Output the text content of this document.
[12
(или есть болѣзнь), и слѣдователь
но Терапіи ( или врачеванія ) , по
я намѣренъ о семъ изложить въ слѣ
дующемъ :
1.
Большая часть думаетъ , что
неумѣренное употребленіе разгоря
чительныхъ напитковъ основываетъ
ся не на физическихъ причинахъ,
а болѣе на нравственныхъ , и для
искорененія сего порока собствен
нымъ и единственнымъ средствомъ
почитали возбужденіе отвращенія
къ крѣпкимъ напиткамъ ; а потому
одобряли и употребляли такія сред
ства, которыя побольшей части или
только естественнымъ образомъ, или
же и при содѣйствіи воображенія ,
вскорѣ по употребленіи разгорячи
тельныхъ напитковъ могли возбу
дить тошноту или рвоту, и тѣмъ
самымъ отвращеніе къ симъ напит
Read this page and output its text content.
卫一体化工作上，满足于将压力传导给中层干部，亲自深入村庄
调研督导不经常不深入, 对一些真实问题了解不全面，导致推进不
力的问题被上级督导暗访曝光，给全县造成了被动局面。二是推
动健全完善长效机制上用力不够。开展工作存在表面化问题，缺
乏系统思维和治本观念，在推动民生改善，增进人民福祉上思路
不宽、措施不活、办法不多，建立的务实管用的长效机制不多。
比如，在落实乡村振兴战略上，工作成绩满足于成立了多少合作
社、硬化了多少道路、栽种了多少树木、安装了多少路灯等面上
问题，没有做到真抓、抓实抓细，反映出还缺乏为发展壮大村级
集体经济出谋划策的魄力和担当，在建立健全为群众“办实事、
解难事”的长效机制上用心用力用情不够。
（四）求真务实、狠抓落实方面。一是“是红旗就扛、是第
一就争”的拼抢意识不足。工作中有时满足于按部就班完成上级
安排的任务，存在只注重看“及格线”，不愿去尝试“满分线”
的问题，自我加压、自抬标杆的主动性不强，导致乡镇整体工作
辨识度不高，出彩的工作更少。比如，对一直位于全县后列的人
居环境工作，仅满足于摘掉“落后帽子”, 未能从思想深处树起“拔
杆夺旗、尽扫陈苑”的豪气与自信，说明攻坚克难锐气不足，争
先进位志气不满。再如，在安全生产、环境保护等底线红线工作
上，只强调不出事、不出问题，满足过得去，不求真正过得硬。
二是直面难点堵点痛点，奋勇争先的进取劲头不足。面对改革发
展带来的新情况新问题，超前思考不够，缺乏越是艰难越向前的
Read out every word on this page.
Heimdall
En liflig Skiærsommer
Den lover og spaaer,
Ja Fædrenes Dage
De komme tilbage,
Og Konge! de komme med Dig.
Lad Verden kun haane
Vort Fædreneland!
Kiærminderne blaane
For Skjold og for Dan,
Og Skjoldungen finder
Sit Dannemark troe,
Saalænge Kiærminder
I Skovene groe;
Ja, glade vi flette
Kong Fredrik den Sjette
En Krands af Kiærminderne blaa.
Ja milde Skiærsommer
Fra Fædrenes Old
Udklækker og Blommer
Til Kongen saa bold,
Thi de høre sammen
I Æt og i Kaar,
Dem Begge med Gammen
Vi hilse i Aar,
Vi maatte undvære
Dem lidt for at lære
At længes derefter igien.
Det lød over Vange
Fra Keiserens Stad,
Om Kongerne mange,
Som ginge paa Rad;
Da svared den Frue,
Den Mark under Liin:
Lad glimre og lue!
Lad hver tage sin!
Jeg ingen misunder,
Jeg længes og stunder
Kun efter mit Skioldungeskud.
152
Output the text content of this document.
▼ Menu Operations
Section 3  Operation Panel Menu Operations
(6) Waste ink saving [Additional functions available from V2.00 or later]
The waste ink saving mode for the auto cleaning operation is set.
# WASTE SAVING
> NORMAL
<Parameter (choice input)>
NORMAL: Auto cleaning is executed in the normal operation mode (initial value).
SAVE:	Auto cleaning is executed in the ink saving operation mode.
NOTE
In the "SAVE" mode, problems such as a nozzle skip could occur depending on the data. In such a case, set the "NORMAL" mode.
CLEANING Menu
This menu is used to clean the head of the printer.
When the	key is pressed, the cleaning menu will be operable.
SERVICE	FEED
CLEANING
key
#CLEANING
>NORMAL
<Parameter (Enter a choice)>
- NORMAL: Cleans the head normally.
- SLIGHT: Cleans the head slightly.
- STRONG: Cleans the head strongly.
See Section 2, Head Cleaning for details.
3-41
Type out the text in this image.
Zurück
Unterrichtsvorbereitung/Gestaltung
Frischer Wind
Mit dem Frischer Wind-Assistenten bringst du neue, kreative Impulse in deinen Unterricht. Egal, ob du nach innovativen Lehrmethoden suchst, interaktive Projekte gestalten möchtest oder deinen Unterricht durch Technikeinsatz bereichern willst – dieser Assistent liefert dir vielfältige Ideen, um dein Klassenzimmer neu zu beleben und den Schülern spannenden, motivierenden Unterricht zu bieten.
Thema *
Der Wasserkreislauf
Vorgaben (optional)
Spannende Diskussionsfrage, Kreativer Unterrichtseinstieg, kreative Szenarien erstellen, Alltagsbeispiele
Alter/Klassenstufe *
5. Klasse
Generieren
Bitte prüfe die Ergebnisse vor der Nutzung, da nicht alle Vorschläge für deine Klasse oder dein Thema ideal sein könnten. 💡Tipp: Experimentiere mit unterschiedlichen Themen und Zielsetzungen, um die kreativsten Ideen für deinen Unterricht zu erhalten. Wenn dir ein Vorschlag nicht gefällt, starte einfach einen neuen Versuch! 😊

#####

WRITTEN PROBLEM: Read the data above and count the lines that include "Parameter". Answer only with the count.

WORKED ANSWER: 2